[Data listing]
----------

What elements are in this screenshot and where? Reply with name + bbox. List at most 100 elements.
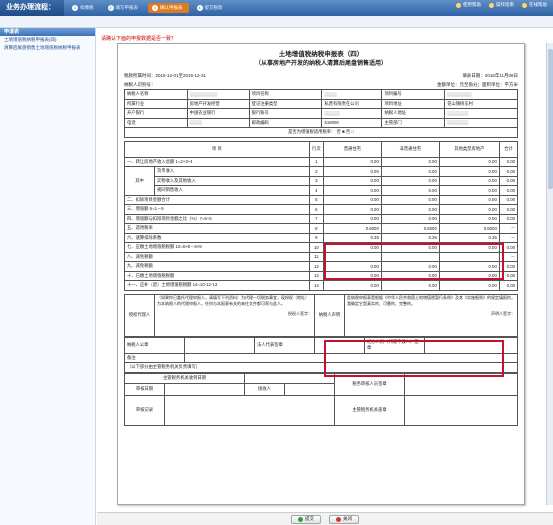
row-item: 七、应缴土地增值税税额 10=6×8－5×9 xyxy=(124,242,310,253)
cell-total: － xyxy=(498,223,519,234)
cell-other: 0.00 xyxy=(438,185,500,196)
cell-general: 0.00 xyxy=(322,213,382,224)
cell-total: 0.00 xyxy=(498,194,519,205)
help-link[interactable]: 使用帮助 xyxy=(456,2,481,8)
row-line: 5 xyxy=(308,194,324,205)
cell-nongeneral: 0.00 xyxy=(380,166,440,177)
table-row: 四、增值额与扣除项目金额之比（%）7=6÷5 7 0.00 0.00 0.00 0.00 xyxy=(124,213,519,224)
close-button[interactable]: 关闭 xyxy=(329,514,359,524)
cell-general: 0.00 xyxy=(322,175,382,186)
cell-other: 0.00 xyxy=(438,166,500,177)
taxpayer-info-table: 纳税人名称 ▒▒▒▒▒▒▒▒▒ 项目名称 ▒▒▒▒ 项目编号 ▒▒▒▒▒▒▒▒ 所属行… xyxy=(124,89,518,138)
agent-sign: 授权人签字： xyxy=(288,310,312,316)
cell-other: 0.6000 xyxy=(438,223,500,234)
table-row: 视同销售收入 4 0.00 0.00 0.00 0.00 xyxy=(125,185,519,196)
row-item: 二、扣除项目金额合计 xyxy=(124,194,310,205)
row-line: 11 xyxy=(308,251,324,262)
cell-other: 0.00 xyxy=(438,280,500,291)
row-item: 一、转让房地产收入总额 1=2+3+4 xyxy=(124,156,310,167)
unit-label: 金额单位：元至角分；面积单位：平方米 xyxy=(437,82,518,87)
table-row: 三、增值额 6=1－5 6 0.00 0.00 0.00 0.00 xyxy=(124,204,519,215)
main-area: 请确认下面的申报数据是否一致？ 土地增值税纳税申报表（四） （从事房地产开发的纳… xyxy=(97,35,553,510)
button-bar: 提交 关闭 xyxy=(97,512,553,525)
cell-total: 0.00 xyxy=(498,185,519,196)
step-3-active[interactable]: 3 确认申报表 xyxy=(148,3,189,13)
declaration-form: 土地增值税纳税申报表（四） （从事房地产开发的纳税人清算后尾盘销售适用） 税款所… xyxy=(117,43,525,505)
cell-total: 0.00 xyxy=(498,156,519,167)
scrollbar[interactable] xyxy=(546,43,553,505)
row-line: 4 xyxy=(308,185,324,196)
confirm-button[interactable]: 提交 xyxy=(291,514,321,524)
cell-nongeneral: 0.00 xyxy=(380,204,440,215)
step-1[interactable]: 1 扣缴税 xyxy=(68,3,100,13)
sub-toolbar xyxy=(0,16,553,28)
cell-general: 0.00 xyxy=(322,280,382,291)
warning-text: 请确认下面的申报数据是否一致？ xyxy=(101,36,177,42)
cell-other: 0.35 xyxy=(438,232,500,243)
cell-total: 0.00 xyxy=(498,175,519,186)
cell-other: 0.00 xyxy=(438,194,500,205)
cell-general: 0.00 xyxy=(322,156,382,167)
project-addr-value: 花山镇杨东村 xyxy=(444,98,518,109)
cell-other: 0.00 xyxy=(438,156,500,167)
row-line: 13 xyxy=(308,270,324,281)
agent-head: 授权代理人 xyxy=(124,293,155,337)
row-line: 10 xyxy=(308,242,324,253)
row-line: 3 xyxy=(308,175,324,186)
sidebar-item-form4[interactable]: 土地增值税纳税申报表(四) xyxy=(0,36,95,44)
sidebar: 申请表 土地增值税纳税申报表(四) 清算后尾盘销售土地增值税纳税申报表 xyxy=(0,28,96,525)
table-row: 二、扣除项目金额合计 5 0.00 0.00 0.00 0.00 xyxy=(124,194,519,205)
declarant-sign: 声明人签字： xyxy=(491,310,515,316)
online-help-icon xyxy=(522,2,527,8)
cell-nongeneral: 0.00 xyxy=(380,156,440,167)
rate-question: 是否为增值税适用税率： 否 ■ 否 □ xyxy=(124,127,518,138)
guide-link[interactable]: 操作指南 xyxy=(489,2,514,8)
industry-value: 房地产开发经营 xyxy=(186,98,250,109)
bank-value: 中国农业银行 xyxy=(186,108,250,119)
cell-general: 0.35 xyxy=(322,232,382,243)
declarant-text: 此纳税申报表是根据《中华人民共和国土地增值税暂行条例》及其《实施细则》的规定填报… xyxy=(347,294,515,306)
row-item: 实物收入及其他收入 xyxy=(154,175,310,186)
cell-total: 0.00 xyxy=(498,166,519,177)
cell-general: 0.00 xyxy=(322,166,382,177)
cell-other: 0.00 xyxy=(438,204,500,215)
fill-date: 2016年11月08日 xyxy=(484,73,518,78)
row-item: 五、适用税率 xyxy=(124,223,310,234)
cell-total: 0.00 xyxy=(498,280,519,291)
row-line: 12 xyxy=(308,261,324,272)
row-line: 1 xyxy=(308,156,324,167)
guide-icon xyxy=(489,2,494,8)
cell-nongeneral: 0.00 xyxy=(380,280,440,291)
cell-other: 0.00 xyxy=(438,213,500,224)
step-progress: 1 扣缴税 2 填写申报表 3 确认申报表 4 提交税款 xyxy=(64,0,229,16)
row-line: 6 xyxy=(308,204,324,215)
table-row: 六、速算扣除系数 9 0.35 0.35 0.35 － xyxy=(124,232,519,243)
top-bar: 业务办理流程： 1 扣缴税 2 填写申报表 3 确认申报表 4 提交税款 使用帮助 操作… xyxy=(0,0,553,16)
table-row: 十一、应补（退）土地增值税税额 14=10-12-13 14 0.00 0.00 0.0… xyxy=(124,280,519,291)
scroll-thumb[interactable] xyxy=(548,49,553,189)
cell-nongeneral: 0.35 xyxy=(380,232,440,243)
reg-type-value: 私营有限责任公司 xyxy=(321,98,383,109)
step-4[interactable]: 4 提交税款 xyxy=(193,3,229,13)
form-title: 土地增值税纳税申报表（四） xyxy=(278,51,364,58)
app-title: 业务办理流程： xyxy=(0,0,64,16)
cell-total: 0.00 xyxy=(498,213,519,224)
help-icon xyxy=(456,2,461,8)
online-help-link[interactable]: 在线帮助 xyxy=(522,2,547,8)
cell-nongeneral: 0.6000 xyxy=(380,223,440,234)
row-line: 14 xyxy=(308,280,324,291)
cell-nongeneral: 0.00 xyxy=(380,194,440,205)
declaration-table: 授权代理人 （如果你已委托代理申报人，请填写下列资料）为代理一切税务事宜，现授权… xyxy=(124,293,518,337)
step-2[interactable]: 2 填写申报表 xyxy=(104,3,145,13)
cell-nongeneral: 0.00 xyxy=(380,185,440,196)
row-item: 货币收入 xyxy=(154,166,310,177)
sidebar-item-tail-sales[interactable]: 清算后尾盘销售土地增值税纳税申报表 xyxy=(0,44,95,52)
cell-total: － xyxy=(498,232,519,243)
tax-period: 2015-12-01至2015-12-31 xyxy=(155,73,207,78)
form-subtitle: （从事房地产开发的纳税人清算后尾盘销售适用） xyxy=(254,61,387,67)
cell-general: 0.00 xyxy=(322,204,382,215)
table-row: 实物收入及其他收入 3 0.00 0.00 0.00 0.00 xyxy=(125,175,519,186)
taxpayer-id-label: 纳税人识别号： xyxy=(124,82,156,87)
row-line: 7 xyxy=(308,213,324,224)
row-item: 十一、应补（退）土地增值税税额 14=10-12-13 xyxy=(124,280,310,291)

----------

● WHAT TO DO: Return, without any changes, every line of the records from the one containing "row-item: 七、应缴土地增值税税额 10=6×8－5×9" down to the one containing "table-row: 三、增值额 6=1－5", with both of those lines included.

● WRITTEN RESPONSE:
row-item: 七、应缴土地增值税税额 10=6×8－5×9 xyxy=(124,242,310,253)
cell-total: － xyxy=(498,223,519,234)
cell-other: 0.00 xyxy=(438,185,500,196)
cell-general: 0.00 xyxy=(322,213,382,224)
cell-total: 0.00 xyxy=(498,194,519,205)
help-link[interactable]: 使用帮助 xyxy=(456,2,481,8)
row-line: 5 xyxy=(308,194,324,205)
cell-nongeneral: 0.00 xyxy=(380,166,440,177)
table-row: 四、增值额与扣除项目金额之比（%）7=6÷5 7 0.00 0.00 0.00 0.00 xyxy=(124,213,519,224)
close-button[interactable]: 关闭 xyxy=(329,514,359,524)
cell-general: 0.00 xyxy=(322,175,382,186)
cell-other: 0.00 xyxy=(438,166,500,177)
taxpayer-info-table: 纳税人名称 ▒▒▒▒▒▒▒▒▒ 项目名称 ▒▒▒▒ 项目编号 ▒▒▒▒▒▒▒▒ 所属行… xyxy=(124,89,518,138)
agent-sign: 授权人签字： xyxy=(288,310,312,316)
cell-other: 0.6000 xyxy=(438,223,500,234)
table-row: 视同销售收入 4 0.00 0.00 0.00 0.00 xyxy=(125,185,519,196)
row-item: 二、扣除项目金额合计 xyxy=(124,194,310,205)
row-line: 11 xyxy=(308,251,324,262)
cell-other: 0.00 xyxy=(438,280,500,291)
row-item: 一、转让房地产收入总额 1=2+3+4 xyxy=(124,156,310,167)
unit-label: 金额单位：元至角分；面积单位：平方米 xyxy=(437,82,518,87)
table-row: 三、增值额 6=1－5 6 0.00 0.00 0.00 0.00 xyxy=(124,204,519,215)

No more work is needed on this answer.